**WHAT TO DO**
Locate and copy each line in the data that contains the word "this".

[Data items]
>>>

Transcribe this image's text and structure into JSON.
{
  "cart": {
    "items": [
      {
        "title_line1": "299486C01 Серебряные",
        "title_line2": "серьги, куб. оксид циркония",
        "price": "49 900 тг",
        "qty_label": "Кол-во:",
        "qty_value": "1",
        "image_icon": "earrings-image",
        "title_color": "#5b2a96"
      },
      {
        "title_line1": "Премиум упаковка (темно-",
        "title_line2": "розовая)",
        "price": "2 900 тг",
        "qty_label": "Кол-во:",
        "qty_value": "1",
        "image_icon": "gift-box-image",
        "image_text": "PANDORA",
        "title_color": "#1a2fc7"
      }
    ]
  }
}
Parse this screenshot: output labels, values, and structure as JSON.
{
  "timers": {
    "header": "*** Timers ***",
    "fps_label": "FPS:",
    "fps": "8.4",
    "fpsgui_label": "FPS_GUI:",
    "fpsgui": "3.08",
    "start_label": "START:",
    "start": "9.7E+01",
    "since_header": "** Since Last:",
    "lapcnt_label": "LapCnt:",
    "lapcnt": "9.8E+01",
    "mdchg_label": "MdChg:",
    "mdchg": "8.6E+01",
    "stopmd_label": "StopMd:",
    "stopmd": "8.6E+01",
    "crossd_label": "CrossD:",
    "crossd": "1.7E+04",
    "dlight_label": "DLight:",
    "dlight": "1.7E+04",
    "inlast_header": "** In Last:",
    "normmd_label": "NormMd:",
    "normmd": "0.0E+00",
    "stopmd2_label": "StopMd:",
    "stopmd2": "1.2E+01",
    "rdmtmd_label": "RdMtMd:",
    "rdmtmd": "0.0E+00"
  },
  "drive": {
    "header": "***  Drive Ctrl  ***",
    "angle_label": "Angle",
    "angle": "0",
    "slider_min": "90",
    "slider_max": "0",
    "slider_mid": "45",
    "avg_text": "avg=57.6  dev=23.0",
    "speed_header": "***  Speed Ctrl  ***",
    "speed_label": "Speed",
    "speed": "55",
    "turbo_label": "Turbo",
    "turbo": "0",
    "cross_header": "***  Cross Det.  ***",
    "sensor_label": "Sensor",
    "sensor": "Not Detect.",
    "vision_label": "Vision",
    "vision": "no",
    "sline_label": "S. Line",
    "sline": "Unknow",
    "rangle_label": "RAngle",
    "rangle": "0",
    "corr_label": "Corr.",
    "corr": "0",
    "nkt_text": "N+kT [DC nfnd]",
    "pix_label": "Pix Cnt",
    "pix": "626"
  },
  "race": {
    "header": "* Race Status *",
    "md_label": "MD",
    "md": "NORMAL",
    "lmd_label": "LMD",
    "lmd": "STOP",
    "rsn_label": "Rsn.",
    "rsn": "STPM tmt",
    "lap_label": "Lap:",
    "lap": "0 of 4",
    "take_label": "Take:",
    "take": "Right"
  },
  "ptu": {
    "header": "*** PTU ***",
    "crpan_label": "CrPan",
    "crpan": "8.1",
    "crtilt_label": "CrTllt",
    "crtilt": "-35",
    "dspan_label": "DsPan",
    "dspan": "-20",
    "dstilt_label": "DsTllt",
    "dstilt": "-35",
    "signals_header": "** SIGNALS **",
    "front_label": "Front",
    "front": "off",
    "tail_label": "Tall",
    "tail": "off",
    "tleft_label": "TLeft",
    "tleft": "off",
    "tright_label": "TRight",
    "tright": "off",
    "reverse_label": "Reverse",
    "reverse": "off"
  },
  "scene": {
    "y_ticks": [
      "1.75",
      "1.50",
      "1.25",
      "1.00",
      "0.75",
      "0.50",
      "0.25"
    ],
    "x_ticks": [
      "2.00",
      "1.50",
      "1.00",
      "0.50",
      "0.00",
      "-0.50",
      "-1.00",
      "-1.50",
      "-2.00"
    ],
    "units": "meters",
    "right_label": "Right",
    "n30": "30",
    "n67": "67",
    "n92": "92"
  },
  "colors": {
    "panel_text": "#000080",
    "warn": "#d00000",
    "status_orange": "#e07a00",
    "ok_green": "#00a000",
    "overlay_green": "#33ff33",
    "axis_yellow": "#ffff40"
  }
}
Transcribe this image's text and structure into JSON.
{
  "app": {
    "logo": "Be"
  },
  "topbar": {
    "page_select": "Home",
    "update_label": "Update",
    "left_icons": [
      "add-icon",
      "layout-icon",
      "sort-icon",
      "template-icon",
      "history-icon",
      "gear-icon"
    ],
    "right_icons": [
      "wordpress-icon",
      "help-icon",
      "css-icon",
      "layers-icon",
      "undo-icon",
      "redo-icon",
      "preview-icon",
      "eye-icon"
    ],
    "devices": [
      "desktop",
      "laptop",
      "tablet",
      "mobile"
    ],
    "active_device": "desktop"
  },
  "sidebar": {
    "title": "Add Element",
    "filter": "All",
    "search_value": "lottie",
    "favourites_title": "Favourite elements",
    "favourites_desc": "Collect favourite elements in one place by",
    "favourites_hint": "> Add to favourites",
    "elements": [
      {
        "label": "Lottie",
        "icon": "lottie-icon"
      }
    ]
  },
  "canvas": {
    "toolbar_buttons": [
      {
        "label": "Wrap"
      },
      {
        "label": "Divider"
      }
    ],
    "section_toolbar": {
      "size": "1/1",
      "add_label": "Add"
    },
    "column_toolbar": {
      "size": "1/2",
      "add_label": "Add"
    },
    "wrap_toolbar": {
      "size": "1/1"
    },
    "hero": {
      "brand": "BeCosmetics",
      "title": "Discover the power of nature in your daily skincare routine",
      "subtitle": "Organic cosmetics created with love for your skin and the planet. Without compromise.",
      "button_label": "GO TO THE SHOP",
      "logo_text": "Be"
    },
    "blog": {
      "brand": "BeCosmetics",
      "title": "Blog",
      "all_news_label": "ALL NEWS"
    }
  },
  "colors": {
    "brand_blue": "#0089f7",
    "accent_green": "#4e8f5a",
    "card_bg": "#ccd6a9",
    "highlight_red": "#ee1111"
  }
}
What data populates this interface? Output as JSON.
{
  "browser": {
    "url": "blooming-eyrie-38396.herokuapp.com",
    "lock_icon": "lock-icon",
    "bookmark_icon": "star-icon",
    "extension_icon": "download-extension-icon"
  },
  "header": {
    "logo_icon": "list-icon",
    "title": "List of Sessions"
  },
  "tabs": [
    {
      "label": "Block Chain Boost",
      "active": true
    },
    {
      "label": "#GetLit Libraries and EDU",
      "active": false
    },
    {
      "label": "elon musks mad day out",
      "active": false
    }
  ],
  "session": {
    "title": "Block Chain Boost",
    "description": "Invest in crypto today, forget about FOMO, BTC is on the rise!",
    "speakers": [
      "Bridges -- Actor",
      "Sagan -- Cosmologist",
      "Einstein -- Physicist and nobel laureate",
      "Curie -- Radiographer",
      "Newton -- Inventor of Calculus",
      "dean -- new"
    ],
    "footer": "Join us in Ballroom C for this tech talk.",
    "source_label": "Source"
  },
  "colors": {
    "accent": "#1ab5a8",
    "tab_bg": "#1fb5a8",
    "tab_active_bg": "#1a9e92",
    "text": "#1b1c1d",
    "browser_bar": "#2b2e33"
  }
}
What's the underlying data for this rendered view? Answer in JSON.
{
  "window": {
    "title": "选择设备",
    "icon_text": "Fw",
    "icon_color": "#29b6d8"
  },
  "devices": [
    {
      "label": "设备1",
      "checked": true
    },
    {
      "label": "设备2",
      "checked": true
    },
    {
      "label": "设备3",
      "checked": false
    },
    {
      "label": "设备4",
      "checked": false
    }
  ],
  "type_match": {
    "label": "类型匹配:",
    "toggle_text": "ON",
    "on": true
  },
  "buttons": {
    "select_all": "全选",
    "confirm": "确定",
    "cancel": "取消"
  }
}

<<<

**EXERCISE OUTPUT**
Transcribe this image's text and structure into JSON.
Parse this screenshot: output labels, values, and structure as JSON.
Transcribe this image's text and structure into JSON.
What data populates this interface? Output as JSON.
    "footer": "Join us in Ballroom C for this tech talk.",
What's the underlying data for this rendered view? Answer in JSON.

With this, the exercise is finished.